-- Start of Recorded data --
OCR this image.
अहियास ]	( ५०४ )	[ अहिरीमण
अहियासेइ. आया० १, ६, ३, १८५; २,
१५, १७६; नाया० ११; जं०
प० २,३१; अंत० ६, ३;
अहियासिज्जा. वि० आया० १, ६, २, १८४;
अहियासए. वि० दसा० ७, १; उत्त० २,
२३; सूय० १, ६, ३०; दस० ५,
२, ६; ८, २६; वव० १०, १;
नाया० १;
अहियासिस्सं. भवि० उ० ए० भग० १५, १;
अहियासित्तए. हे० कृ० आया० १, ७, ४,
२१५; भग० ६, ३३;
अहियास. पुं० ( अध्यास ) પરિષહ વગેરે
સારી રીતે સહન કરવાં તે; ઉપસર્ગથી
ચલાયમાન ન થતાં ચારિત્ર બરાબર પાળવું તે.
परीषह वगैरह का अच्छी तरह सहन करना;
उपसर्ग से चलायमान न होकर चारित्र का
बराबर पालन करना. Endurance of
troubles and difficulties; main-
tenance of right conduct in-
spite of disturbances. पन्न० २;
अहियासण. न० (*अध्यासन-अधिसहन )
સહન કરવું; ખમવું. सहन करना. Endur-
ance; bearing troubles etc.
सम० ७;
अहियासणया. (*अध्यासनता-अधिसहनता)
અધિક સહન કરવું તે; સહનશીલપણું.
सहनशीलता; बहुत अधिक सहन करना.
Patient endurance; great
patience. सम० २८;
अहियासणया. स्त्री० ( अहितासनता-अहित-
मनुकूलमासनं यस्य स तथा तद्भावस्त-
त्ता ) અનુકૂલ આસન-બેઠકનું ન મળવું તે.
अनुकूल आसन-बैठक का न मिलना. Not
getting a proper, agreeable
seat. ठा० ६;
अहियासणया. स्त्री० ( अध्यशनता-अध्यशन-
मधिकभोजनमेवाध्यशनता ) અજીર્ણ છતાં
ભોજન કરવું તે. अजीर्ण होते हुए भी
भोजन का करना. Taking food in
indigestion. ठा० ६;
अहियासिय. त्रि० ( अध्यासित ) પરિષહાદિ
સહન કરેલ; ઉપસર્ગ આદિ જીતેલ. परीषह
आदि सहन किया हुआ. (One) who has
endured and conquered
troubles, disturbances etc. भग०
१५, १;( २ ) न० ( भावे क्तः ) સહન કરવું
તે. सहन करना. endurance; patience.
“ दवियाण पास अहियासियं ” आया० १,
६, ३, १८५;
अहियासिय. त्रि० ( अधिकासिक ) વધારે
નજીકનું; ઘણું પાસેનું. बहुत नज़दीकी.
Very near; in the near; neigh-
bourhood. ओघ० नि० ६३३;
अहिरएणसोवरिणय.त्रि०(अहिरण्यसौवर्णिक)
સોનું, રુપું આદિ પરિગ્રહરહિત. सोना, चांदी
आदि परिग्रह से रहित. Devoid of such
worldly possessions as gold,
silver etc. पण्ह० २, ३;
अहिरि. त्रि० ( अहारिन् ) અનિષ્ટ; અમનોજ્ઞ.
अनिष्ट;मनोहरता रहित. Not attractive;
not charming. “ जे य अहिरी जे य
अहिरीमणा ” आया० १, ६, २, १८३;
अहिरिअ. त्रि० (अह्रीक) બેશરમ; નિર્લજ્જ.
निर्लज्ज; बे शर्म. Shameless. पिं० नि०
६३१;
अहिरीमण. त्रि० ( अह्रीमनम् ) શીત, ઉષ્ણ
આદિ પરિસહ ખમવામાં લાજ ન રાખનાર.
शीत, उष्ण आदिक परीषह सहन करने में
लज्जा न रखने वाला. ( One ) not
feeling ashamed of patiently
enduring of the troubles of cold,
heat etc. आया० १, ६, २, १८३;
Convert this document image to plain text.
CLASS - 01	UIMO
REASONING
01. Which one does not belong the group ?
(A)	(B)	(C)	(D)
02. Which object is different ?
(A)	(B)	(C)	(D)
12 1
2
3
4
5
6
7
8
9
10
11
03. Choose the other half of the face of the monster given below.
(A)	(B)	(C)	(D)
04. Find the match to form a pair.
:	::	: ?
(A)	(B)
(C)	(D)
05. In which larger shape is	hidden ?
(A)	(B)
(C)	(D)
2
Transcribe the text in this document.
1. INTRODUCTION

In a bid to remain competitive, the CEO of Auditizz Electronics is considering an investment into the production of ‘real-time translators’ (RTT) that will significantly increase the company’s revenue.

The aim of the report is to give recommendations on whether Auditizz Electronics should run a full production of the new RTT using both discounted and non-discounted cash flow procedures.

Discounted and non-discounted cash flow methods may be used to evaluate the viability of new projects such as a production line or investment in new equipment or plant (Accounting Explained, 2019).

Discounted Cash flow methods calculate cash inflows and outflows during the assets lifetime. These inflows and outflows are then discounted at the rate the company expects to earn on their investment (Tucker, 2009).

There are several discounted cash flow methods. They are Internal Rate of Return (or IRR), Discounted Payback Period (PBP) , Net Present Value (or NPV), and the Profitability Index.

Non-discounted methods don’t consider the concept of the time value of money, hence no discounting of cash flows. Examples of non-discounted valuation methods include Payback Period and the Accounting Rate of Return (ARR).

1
-- End of Recorded data --
• _Task to carry out_: Would you write down every record again, exactly?

• _Exercise response_:
OCR this image.
अहियास ]	( ५०४ )	[ अहिरीमण
अहियासेइ. आया० १, ६, ३, १८५; २,
१५, १७६; नाया० ११; जं०
प० २,३१; अंत० ६, ३;
अहियासिज्जा. वि० आया० १, ६, २, १८४;
अहियासए. वि० दसा० ७, १; उत्त० २,
२३; सूय० १, ६, ३०; दस० ५,
२, ६; ८, २६; वव० १०, १;
नाया० १;
अहियासिस्सं. भवि० उ० ए० भग० १५, १;
अहियासित्तए. हे० कृ० आया० १, ७, ४,
२१५; भग० ६, ३३;
अहियास. पुं० ( अध्यास ) પરિષહ વગેરે
સારી રીતે સહન કરવાં તે; ઉપસર્ગથી
ચલાયમાન ન થતાં ચારિત્ર બરાબર પાળવું તે.
परीषह वगैरह का अच्छी तरह सहन करना;
उपसर्ग से चलायमान न होकर चारित्र का
बराबर पालन करना. Endurance of
troubles and difficulties; main-
tenance of right conduct in-
spite of disturbances. पन्न० २;
अहियासण. न० (*अध्यासन-अधिसहन )
સહન કરવું; ખમવું. सहन करना. Endur-
ance; bearing troubles etc.
सम० ७;
अहियासणया. (*अध्यासनता-अधिसहनता)
અધિક સહન કરવું તે; સહનશીલપણું.
सहनशीलता; बहुत अधिक सहन करना.
Patient endurance; great
patience. सम० २८;
अहियासणया. स्त्री० ( अहितासनता-अहित-
मनुकूलमासनं यस्य स तथा तद्भावस्त-
त्ता ) અનુકૂલ આસન-બેઠકનું ન મળવું તે.
अनुकूल आसन-बैठक का न मिलना. Not
getting a proper, agreeable
seat. ठा० ६;
अहियासणया. स्त्री० ( अध्यशनता-अध्यशन-
मधिकभोजनमेवाध्यशनता ) અજીર્ણ છતાં
ભોજન કરવું તે. अजीर्ण होते हुए भी
भोजन का करना. Taking food in
indigestion. ठा० ६;
अहियासिय. त्रि० ( अध्यासित ) પરિષહાદિ
સહન કરેલ; ઉપસર્ગ આદિ જીતેલ. परीषह
आदि सहन किया हुआ. (One) who has
endured and conquered
troubles, disturbances etc. भग०
१५, १;( २ ) न० ( भावे क्तः ) સહન કરવું
તે. सहन करना. endurance; patience.
“ दवियाण पास अहियासियं ” आया० १,
६, ३, १८५;
अहियासिय. त्रि० ( अधिकासिक ) વધારે
નજીકનું; ઘણું પાસેનું. बहुत नज़दीकी.
Very near; in the near; neigh-
bourhood. ओघ० नि० ६३३;
अहिरएणसोवरिणय.त्रि०(अहिरण्यसौवर्णिक)
સોનું, રુપું આદિ પરિગ્રહરહિત. सोना, चांदी
आदि परिग्रह से रहित. Devoid of such
worldly possessions as gold,
silver etc. पण्ह० २, ३;
अहिरि. त्रि० ( अहारिन् ) અનિષ્ટ; અમનોજ્ઞ.
अनिष्ट;मनोहरता रहित. Not attractive;
not charming. “ जे य अहिरी जे य
अहिरीमणा ” आया० १, ६, २, १८३;
अहिरिअ. त्रि० (अह्रीक) બેશરમ; નિર્લજ્જ.
निर्लज्ज; बे शर्म. Shameless. पिं० नि०
६३१;
अहिरीमण. त्रि० ( अह्रीमनम् ) શીત, ઉષ્ણ
આદિ પરિસહ ખમવામાં લાજ ન રાખનાર.
शीत, उष्ण आदिक परीषह सहन करने में
लज्जा न रखने वाला. ( One ) not
feeling ashamed of patiently
enduring of the troubles of cold,
heat etc. आया० १, ६, २, १८३;
Convert this document image to plain text.
CLASS - 01	UIMO
REASONING
01. Which one does not belong the group ?
(A)	(B)	(C)	(D)
02. Which object is different ?
(A)	(B)	(C)	(D)
12 1
2
3
4
5
6
7
8
9
10
11
03. Choose the other half of the face of the monster given below.
(A)	(B)	(C)	(D)
04. Find the match to form a pair.
:	::	: ?
(A)	(B)
(C)	(D)
05. In which larger shape is	hidden ?
(A)	(B)
(C)	(D)
2
Transcribe the text in this document.
1. INTRODUCTION

In a bid to remain competitive, the CEO of Auditizz Electronics is considering an investment into the production of ‘real-time translators’ (RTT) that will significantly increase the company’s revenue.

The aim of the report is to give recommendations on whether Auditizz Electronics should run a full production of the new RTT using both discounted and non-discounted cash flow procedures.

Discounted and non-discounted cash flow methods may be used to evaluate the viability of new projects such as a production line or investment in new equipment or plant (Accounting Explained, 2019).

Discounted Cash flow methods calculate cash inflows and outflows during the assets lifetime. These inflows and outflows are then discounted at the rate the company expects to earn on their investment (Tucker, 2009).

There are several discounted cash flow methods. They are Internal Rate of Return (or IRR), Discounted Payback Period (PBP) , Net Present Value (or NPV), and the Profitability Index.

Non-discounted methods don’t consider the concept of the time value of money, hence no discounting of cash flows. Examples of non-discounted valuation methods include Payback Period and the Accounting Rate of Return (ARR).

1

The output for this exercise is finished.